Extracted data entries
§ §
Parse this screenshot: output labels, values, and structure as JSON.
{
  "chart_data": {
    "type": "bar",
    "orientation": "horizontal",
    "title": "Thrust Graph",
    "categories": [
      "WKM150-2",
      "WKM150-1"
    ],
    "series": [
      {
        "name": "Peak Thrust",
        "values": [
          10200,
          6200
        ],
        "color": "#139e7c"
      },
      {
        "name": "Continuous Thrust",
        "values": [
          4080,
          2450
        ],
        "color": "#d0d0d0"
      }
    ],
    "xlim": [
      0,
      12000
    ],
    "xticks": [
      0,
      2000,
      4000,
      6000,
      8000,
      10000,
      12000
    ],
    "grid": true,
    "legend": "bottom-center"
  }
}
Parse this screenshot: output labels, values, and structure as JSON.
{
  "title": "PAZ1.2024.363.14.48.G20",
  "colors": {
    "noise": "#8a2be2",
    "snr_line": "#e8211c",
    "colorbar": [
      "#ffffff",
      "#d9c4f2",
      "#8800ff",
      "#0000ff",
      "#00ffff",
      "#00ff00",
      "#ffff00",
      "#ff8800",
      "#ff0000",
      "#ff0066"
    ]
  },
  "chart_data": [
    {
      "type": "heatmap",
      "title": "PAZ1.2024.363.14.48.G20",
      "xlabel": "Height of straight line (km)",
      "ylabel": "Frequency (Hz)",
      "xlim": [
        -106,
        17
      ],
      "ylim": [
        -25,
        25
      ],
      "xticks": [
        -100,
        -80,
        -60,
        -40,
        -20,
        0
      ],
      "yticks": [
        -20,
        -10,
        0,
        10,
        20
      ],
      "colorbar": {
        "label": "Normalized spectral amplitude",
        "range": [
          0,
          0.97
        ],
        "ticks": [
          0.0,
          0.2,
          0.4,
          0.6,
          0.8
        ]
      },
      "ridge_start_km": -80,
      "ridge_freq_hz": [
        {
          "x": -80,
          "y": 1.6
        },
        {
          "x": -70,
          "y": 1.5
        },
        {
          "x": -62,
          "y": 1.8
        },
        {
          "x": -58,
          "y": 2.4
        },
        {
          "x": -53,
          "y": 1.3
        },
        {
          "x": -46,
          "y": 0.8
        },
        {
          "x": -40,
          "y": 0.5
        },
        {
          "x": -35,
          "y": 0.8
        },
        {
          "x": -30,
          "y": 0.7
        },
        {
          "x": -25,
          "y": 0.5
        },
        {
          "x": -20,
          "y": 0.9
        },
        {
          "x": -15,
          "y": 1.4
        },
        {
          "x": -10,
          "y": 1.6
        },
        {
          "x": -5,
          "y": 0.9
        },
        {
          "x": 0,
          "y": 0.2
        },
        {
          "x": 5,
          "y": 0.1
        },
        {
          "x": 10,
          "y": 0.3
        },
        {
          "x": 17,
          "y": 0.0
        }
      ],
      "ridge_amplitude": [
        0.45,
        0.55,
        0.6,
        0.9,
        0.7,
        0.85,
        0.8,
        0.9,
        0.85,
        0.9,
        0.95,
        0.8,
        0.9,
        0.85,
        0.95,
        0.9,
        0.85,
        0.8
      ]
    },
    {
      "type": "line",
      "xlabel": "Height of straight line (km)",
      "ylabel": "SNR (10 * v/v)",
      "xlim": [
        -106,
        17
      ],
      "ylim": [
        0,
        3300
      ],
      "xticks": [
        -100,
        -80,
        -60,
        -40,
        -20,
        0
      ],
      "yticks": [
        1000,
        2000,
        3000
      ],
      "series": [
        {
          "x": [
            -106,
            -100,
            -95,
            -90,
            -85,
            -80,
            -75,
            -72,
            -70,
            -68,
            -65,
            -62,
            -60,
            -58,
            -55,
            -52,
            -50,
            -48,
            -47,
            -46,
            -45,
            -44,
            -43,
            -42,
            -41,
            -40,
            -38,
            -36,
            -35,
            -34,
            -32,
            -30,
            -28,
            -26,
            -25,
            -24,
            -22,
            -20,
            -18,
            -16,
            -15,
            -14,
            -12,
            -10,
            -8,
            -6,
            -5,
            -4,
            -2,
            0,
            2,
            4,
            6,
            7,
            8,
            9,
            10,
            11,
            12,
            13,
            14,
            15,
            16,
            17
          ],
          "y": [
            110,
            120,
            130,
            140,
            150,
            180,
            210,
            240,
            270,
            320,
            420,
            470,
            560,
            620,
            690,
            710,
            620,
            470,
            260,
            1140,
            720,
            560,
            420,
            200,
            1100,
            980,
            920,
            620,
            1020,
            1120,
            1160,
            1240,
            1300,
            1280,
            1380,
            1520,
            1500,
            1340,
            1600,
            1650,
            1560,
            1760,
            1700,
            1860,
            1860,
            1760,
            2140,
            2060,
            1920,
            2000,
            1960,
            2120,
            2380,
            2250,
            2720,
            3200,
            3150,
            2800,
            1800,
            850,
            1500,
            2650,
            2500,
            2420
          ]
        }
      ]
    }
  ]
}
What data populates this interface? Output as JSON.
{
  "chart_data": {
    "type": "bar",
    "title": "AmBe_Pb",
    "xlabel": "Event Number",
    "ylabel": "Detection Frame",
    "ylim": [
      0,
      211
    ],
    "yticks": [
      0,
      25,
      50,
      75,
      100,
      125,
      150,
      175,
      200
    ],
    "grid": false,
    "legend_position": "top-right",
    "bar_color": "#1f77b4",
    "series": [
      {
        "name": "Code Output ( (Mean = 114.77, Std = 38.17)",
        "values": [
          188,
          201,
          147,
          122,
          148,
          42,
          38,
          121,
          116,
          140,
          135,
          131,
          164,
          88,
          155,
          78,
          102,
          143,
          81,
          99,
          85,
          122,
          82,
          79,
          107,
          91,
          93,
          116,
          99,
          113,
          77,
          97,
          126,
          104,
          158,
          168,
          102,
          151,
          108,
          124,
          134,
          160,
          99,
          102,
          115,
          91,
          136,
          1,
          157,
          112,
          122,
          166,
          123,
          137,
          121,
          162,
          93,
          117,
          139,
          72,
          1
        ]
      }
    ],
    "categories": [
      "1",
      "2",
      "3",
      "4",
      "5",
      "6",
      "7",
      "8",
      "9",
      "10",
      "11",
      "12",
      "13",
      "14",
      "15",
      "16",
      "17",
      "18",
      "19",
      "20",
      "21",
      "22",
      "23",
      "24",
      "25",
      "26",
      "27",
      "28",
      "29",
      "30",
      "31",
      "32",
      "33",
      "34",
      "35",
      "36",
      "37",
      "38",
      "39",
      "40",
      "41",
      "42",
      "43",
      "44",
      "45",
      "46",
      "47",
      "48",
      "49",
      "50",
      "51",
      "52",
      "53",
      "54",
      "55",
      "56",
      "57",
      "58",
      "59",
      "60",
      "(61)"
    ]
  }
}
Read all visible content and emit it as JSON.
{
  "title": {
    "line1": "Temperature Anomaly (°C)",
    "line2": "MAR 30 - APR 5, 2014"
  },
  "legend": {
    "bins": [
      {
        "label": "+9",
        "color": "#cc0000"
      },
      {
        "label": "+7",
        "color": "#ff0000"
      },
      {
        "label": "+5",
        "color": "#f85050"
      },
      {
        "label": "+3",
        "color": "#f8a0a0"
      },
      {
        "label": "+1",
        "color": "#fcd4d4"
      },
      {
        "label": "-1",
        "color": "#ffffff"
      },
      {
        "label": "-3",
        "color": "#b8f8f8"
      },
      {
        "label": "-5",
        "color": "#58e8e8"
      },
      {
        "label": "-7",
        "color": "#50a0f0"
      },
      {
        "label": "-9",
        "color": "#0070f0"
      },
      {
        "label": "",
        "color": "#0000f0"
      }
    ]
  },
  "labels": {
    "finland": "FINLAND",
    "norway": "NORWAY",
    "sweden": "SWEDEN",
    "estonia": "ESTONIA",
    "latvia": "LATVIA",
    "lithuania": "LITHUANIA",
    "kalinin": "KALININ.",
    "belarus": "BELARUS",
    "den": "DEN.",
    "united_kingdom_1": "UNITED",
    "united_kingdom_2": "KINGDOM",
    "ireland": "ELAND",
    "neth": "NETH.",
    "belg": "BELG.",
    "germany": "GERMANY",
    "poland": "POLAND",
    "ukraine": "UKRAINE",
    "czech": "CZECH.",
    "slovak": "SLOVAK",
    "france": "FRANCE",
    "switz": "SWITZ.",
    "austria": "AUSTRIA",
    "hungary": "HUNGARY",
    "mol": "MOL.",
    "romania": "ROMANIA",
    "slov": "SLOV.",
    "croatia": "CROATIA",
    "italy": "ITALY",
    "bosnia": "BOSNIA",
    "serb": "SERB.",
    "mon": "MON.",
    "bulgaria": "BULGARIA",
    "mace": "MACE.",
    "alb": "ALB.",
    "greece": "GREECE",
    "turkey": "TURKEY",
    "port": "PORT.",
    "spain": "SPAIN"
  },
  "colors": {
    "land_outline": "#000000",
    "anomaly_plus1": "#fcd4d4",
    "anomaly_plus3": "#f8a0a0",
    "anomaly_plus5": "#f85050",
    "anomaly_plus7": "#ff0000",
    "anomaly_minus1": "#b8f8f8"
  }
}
§ §
### Aim of the task
Which lines contain "title"? Copy each of them.

### Complete response
    "title": "Thrust Graph",
  "title": "PAZ1.2024.363.14.48.G20",
      "title": "PAZ1.2024.363.14.48.G20",
    "title": "AmBe_Pb",
  "title": {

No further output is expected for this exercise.